***** Dataset excerpts
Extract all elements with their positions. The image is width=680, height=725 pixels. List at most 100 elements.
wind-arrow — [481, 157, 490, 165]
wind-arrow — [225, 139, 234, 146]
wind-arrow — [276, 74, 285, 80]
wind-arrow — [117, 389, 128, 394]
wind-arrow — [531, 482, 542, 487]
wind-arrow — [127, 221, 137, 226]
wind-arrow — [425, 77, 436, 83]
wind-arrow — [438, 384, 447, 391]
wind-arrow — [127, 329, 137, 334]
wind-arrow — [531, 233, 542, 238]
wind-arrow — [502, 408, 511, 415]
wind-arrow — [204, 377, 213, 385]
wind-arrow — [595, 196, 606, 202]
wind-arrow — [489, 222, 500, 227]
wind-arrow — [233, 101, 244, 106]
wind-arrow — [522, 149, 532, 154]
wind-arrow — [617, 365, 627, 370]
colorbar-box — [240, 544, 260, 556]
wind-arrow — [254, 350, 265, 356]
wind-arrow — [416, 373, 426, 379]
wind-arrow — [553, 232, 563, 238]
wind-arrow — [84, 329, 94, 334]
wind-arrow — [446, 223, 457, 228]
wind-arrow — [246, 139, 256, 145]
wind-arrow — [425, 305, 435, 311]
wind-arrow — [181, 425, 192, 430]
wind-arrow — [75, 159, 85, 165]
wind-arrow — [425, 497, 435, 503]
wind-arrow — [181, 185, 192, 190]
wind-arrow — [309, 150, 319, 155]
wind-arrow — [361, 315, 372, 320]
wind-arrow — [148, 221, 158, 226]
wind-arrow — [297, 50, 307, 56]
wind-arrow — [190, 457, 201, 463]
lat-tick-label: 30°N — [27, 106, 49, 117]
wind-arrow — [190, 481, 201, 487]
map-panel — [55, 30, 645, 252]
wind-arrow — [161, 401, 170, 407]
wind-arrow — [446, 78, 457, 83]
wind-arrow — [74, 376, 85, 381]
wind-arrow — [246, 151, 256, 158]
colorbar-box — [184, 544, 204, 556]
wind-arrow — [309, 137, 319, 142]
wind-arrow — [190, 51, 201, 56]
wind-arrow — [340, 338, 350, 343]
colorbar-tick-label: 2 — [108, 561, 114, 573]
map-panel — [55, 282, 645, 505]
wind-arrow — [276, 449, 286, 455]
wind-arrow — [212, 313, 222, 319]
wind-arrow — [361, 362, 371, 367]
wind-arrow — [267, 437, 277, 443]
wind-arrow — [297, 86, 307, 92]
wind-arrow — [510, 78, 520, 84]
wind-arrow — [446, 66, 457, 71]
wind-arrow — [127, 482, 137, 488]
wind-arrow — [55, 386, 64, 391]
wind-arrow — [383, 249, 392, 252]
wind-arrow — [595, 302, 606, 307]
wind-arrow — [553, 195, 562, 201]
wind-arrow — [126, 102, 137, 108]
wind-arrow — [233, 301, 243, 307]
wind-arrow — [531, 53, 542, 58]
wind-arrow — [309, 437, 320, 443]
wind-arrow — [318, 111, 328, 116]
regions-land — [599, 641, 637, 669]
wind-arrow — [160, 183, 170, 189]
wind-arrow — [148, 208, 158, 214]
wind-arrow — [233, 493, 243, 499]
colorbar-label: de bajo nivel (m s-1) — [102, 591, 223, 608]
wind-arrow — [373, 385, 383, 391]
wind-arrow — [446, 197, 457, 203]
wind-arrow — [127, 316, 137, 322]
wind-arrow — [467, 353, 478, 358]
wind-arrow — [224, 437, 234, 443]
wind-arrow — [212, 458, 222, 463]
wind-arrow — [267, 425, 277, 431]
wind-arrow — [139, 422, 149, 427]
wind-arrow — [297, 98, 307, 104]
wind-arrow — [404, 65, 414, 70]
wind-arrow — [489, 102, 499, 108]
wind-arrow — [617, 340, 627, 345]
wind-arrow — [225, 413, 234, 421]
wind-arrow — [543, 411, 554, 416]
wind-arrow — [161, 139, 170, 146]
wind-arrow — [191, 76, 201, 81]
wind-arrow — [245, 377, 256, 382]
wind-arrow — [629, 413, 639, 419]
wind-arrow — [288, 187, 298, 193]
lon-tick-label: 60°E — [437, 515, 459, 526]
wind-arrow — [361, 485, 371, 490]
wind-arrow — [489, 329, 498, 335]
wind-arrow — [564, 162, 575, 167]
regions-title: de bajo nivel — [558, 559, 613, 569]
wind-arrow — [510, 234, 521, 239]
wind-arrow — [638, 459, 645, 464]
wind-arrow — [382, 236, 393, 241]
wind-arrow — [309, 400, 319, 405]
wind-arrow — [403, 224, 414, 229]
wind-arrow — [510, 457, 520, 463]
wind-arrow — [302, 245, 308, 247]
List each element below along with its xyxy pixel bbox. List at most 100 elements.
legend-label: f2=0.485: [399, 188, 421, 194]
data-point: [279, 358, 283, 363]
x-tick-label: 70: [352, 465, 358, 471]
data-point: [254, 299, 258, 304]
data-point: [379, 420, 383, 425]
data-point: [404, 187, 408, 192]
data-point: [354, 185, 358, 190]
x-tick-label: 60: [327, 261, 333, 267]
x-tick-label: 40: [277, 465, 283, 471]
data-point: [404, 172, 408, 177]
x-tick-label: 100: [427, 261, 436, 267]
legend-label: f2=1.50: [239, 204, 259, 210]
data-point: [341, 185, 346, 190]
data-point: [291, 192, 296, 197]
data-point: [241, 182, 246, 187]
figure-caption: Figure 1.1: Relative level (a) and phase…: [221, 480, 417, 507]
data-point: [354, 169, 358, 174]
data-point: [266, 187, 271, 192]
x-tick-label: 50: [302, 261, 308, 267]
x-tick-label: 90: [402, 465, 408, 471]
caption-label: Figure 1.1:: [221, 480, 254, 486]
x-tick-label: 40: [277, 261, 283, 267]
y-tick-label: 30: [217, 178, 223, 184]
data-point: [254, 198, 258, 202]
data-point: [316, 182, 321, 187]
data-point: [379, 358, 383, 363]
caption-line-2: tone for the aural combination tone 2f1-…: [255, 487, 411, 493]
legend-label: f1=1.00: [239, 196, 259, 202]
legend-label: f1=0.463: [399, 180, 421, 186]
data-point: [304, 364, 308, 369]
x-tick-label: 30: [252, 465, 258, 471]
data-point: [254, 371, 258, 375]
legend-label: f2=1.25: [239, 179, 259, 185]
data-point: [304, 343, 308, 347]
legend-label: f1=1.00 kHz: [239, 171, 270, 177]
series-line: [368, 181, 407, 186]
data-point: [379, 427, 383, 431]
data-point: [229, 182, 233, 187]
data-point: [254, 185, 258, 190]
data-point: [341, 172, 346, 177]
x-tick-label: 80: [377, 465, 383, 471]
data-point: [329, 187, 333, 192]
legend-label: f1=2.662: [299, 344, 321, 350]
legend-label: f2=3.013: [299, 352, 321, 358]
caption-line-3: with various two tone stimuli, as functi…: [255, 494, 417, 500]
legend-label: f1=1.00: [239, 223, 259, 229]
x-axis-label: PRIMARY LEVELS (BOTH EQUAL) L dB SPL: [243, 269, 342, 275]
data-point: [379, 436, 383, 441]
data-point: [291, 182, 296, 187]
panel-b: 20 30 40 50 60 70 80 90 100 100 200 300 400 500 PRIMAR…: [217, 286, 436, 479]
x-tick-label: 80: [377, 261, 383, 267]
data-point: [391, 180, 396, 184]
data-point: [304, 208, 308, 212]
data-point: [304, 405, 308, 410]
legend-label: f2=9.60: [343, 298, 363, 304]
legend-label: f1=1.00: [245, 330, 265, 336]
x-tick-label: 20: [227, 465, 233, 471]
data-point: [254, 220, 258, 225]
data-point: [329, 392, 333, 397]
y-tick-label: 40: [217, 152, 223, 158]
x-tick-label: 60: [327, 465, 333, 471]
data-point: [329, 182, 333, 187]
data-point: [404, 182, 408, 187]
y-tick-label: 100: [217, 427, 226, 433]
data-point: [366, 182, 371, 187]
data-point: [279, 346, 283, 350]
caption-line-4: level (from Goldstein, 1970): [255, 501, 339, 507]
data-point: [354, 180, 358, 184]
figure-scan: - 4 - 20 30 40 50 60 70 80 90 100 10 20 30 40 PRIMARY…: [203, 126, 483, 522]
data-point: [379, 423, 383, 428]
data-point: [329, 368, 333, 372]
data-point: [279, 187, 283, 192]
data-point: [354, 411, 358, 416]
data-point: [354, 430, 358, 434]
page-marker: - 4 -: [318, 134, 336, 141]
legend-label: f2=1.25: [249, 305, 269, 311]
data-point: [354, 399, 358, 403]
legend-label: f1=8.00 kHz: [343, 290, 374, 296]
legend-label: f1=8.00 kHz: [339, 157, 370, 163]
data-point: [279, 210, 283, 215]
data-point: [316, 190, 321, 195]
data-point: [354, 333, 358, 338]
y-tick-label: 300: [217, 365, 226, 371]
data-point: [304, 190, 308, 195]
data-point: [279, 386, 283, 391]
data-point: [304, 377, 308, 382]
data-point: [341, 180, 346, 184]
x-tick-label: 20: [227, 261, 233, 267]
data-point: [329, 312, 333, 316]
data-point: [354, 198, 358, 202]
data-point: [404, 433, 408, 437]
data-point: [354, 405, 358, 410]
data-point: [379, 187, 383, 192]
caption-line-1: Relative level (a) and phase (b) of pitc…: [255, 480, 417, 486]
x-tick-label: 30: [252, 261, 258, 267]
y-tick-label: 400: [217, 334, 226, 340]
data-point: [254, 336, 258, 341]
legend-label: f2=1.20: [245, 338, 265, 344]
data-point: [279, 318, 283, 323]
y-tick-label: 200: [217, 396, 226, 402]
**********
**What to do:** Repeat the listing word for word, starting at its first line and ending at the line that contains "wind-arrow — [161, 401, 170, 407]", with both of those lines included.

**Exercise response:**
Extract all elements with their positions. The image is width=680, height=725 pixels. List at most 100 elements.
wind-arrow — [481, 157, 490, 165]
wind-arrow — [225, 139, 234, 146]
wind-arrow — [276, 74, 285, 80]
wind-arrow — [117, 389, 128, 394]
wind-arrow — [531, 482, 542, 487]
wind-arrow — [127, 221, 137, 226]
wind-arrow — [425, 77, 436, 83]
wind-arrow — [438, 384, 447, 391]
wind-arrow — [127, 329, 137, 334]
wind-arrow — [531, 233, 542, 238]
wind-arrow — [502, 408, 511, 415]
wind-arrow — [204, 377, 213, 385]
wind-arrow — [595, 196, 606, 202]
wind-arrow — [489, 222, 500, 227]
wind-arrow — [233, 101, 244, 106]
wind-arrow — [522, 149, 532, 154]
wind-arrow — [617, 365, 627, 370]
colorbar-box — [240, 544, 260, 556]
wind-arrow — [254, 350, 265, 356]
wind-arrow — [416, 373, 426, 379]
wind-arrow — [553, 232, 563, 238]
wind-arrow — [84, 329, 94, 334]
wind-arrow — [446, 223, 457, 228]
wind-arrow — [246, 139, 256, 145]
wind-arrow — [425, 305, 435, 311]
wind-arrow — [181, 425, 192, 430]
wind-arrow — [75, 159, 85, 165]
wind-arrow — [425, 497, 435, 503]
wind-arrow — [181, 185, 192, 190]
wind-arrow — [309, 150, 319, 155]
wind-arrow — [361, 315, 372, 320]
wind-arrow — [148, 221, 158, 226]
wind-arrow — [297, 50, 307, 56]
wind-arrow — [190, 457, 201, 463]
lat-tick-label: 30°N — [27, 106, 49, 117]
wind-arrow — [190, 481, 201, 487]
map-panel — [55, 30, 645, 252]
wind-arrow — [161, 401, 170, 407]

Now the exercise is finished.